#### Objective
Identify each line holding the string "Percentage" and copy it.

Records from a collection of figures
__________
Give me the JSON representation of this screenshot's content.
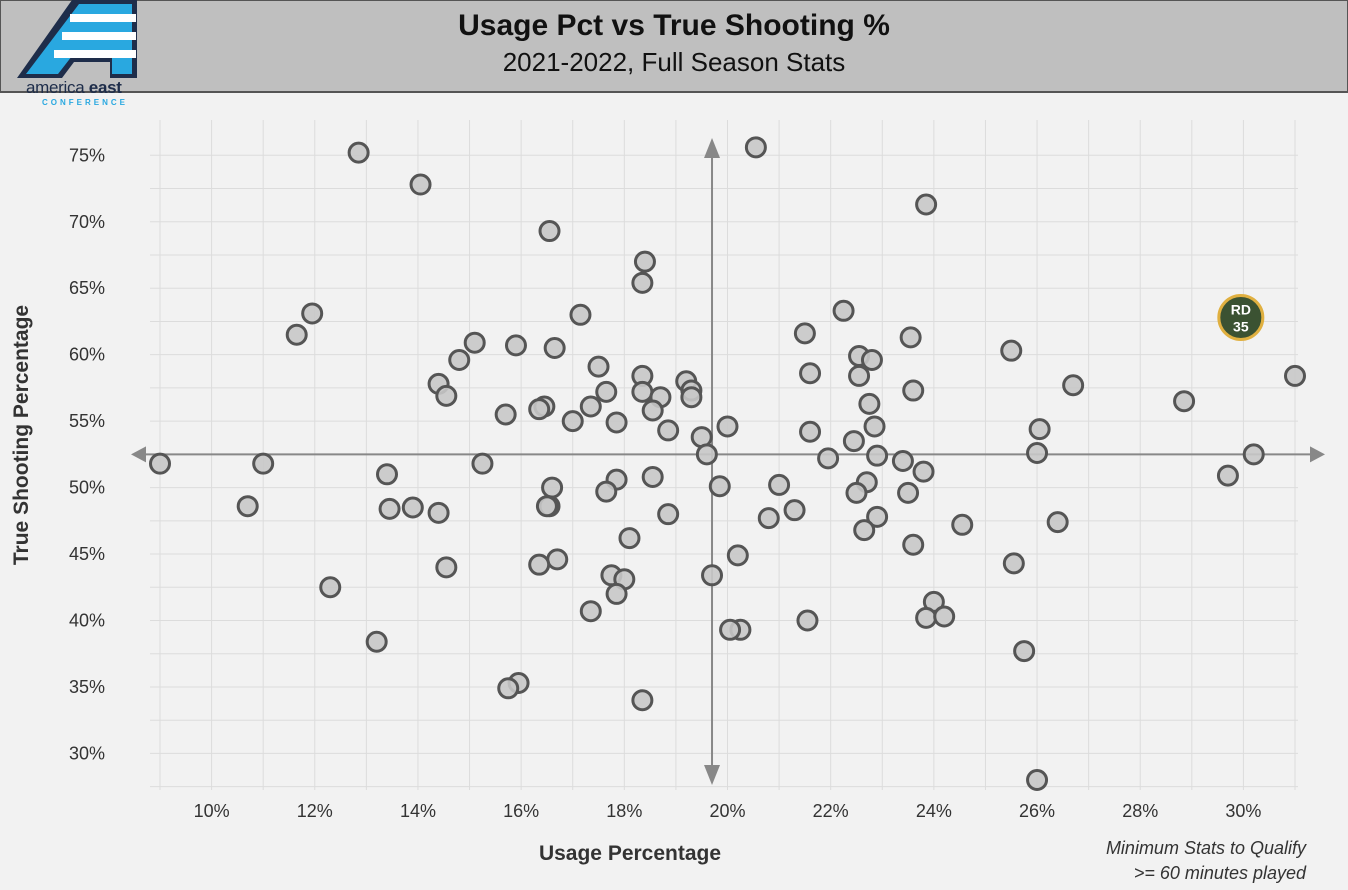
{
  "header": {
    "title": "Usage Pct vs True Shooting %",
    "subtitle": "2021-2022, Full Season Stats",
    "logo_line1_a": "america ",
    "logo_line1_b": "east",
    "logo_line2": "CONFERENCE"
  },
  "note": {
    "line1": "Minimum Stats to Qualify",
    "line2": ">= 60 minutes played"
  },
  "colors": {
    "point_fill": "#c8c8c8",
    "point_stroke": "#555555",
    "highlight_fill": "#3b5232",
    "highlight_stroke": "#e0b040",
    "header_bg": "#bfbfbf"
  },
  "chart_data": {
    "type": "scatter",
    "title": "Usage Pct vs True Shooting %",
    "subtitle": "2021-2022, Full Season Stats",
    "xlabel": "Usage Percentage",
    "ylabel": "True Shooting Percentage",
    "xlim": [
      9.0,
      31.0
    ],
    "ylim": [
      28.0,
      76.0
    ],
    "x_ticks": [
      10,
      12,
      14,
      16,
      18,
      20,
      22,
      24,
      26,
      28,
      30
    ],
    "y_ticks": [
      30,
      35,
      40,
      45,
      50,
      55,
      60,
      65,
      70,
      75
    ],
    "reference_lines": {
      "x": 19.7,
      "y": 52.5
    },
    "grid": true,
    "points": [
      [
        12.85,
        75.2
      ],
      [
        20.55,
        75.6
      ],
      [
        14.05,
        72.8
      ],
      [
        23.85,
        71.3
      ],
      [
        16.55,
        69.3
      ],
      [
        18.4,
        67.0
      ],
      [
        18.35,
        65.4
      ],
      [
        22.25,
        63.3
      ],
      [
        11.95,
        63.1
      ],
      [
        17.15,
        63.0
      ],
      [
        11.65,
        61.5
      ],
      [
        21.5,
        61.6
      ],
      [
        23.55,
        61.3
      ],
      [
        15.1,
        60.9
      ],
      [
        15.9,
        60.7
      ],
      [
        16.65,
        60.5
      ],
      [
        25.5,
        60.3
      ],
      [
        22.55,
        59.9
      ],
      [
        22.8,
        59.6
      ],
      [
        14.8,
        59.6
      ],
      [
        17.5,
        59.1
      ],
      [
        21.6,
        58.6
      ],
      [
        22.55,
        58.4
      ],
      [
        18.35,
        58.4
      ],
      [
        19.2,
        58.0
      ],
      [
        14.4,
        57.8
      ],
      [
        26.7,
        57.7
      ],
      [
        23.6,
        57.3
      ],
      [
        17.65,
        57.2
      ],
      [
        18.35,
        57.2
      ],
      [
        19.3,
        57.3
      ],
      [
        14.55,
        56.9
      ],
      [
        18.7,
        56.8
      ],
      [
        19.3,
        56.8
      ],
      [
        28.85,
        56.5
      ],
      [
        22.75,
        56.3
      ],
      [
        17.35,
        56.1
      ],
      [
        16.45,
        56.1
      ],
      [
        16.35,
        55.9
      ],
      [
        18.55,
        55.8
      ],
      [
        15.7,
        55.5
      ],
      [
        17.0,
        55.0
      ],
      [
        17.85,
        54.9
      ],
      [
        22.85,
        54.6
      ],
      [
        20.0,
        54.6
      ],
      [
        26.05,
        54.4
      ],
      [
        18.85,
        54.3
      ],
      [
        21.6,
        54.2
      ],
      [
        19.5,
        53.8
      ],
      [
        22.45,
        53.5
      ],
      [
        19.6,
        52.5
      ],
      [
        26.0,
        52.6
      ],
      [
        30.2,
        52.5
      ],
      [
        21.95,
        52.2
      ],
      [
        22.9,
        52.4
      ],
      [
        23.4,
        52.0
      ],
      [
        9.0,
        51.8
      ],
      [
        11.0,
        51.8
      ],
      [
        15.25,
        51.8
      ],
      [
        23.8,
        51.2
      ],
      [
        13.4,
        51.0
      ],
      [
        18.55,
        50.8
      ],
      [
        29.7,
        50.9
      ],
      [
        17.85,
        50.6
      ],
      [
        22.7,
        50.4
      ],
      [
        21.0,
        50.2
      ],
      [
        19.85,
        50.1
      ],
      [
        16.6,
        50.0
      ],
      [
        17.65,
        49.7
      ],
      [
        22.5,
        49.6
      ],
      [
        23.5,
        49.6
      ],
      [
        16.55,
        48.6
      ],
      [
        16.5,
        48.6
      ],
      [
        10.7,
        48.6
      ],
      [
        13.45,
        48.4
      ],
      [
        13.9,
        48.5
      ],
      [
        21.3,
        48.3
      ],
      [
        14.4,
        48.1
      ],
      [
        18.85,
        48.0
      ],
      [
        22.9,
        47.8
      ],
      [
        20.8,
        47.7
      ],
      [
        26.4,
        47.4
      ],
      [
        24.55,
        47.2
      ],
      [
        22.65,
        46.8
      ],
      [
        18.1,
        46.2
      ],
      [
        23.6,
        45.7
      ],
      [
        20.2,
        44.9
      ],
      [
        16.7,
        44.6
      ],
      [
        25.55,
        44.3
      ],
      [
        16.35,
        44.2
      ],
      [
        14.55,
        44.0
      ],
      [
        19.7,
        43.4
      ],
      [
        17.75,
        43.4
      ],
      [
        18.0,
        43.1
      ],
      [
        12.3,
        42.5
      ],
      [
        17.85,
        42.0
      ],
      [
        24.0,
        41.4
      ],
      [
        17.35,
        40.7
      ],
      [
        23.85,
        40.2
      ],
      [
        24.2,
        40.3
      ],
      [
        21.55,
        40.0
      ],
      [
        20.25,
        39.3
      ],
      [
        20.05,
        39.3
      ],
      [
        13.2,
        38.4
      ],
      [
        25.75,
        37.7
      ],
      [
        15.95,
        35.3
      ],
      [
        15.75,
        34.9
      ],
      [
        18.35,
        34.0
      ],
      [
        26.0,
        28.0
      ],
      [
        31.0,
        58.4
      ]
    ],
    "highlight": {
      "label_line1": "RD",
      "label_line2": "35",
      "x": 29.95,
      "y": 62.8
    }
  }
}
__________
#### Final answer
    "xlabel": "Usage Percentage",
    "ylabel": "True Shooting Percentage",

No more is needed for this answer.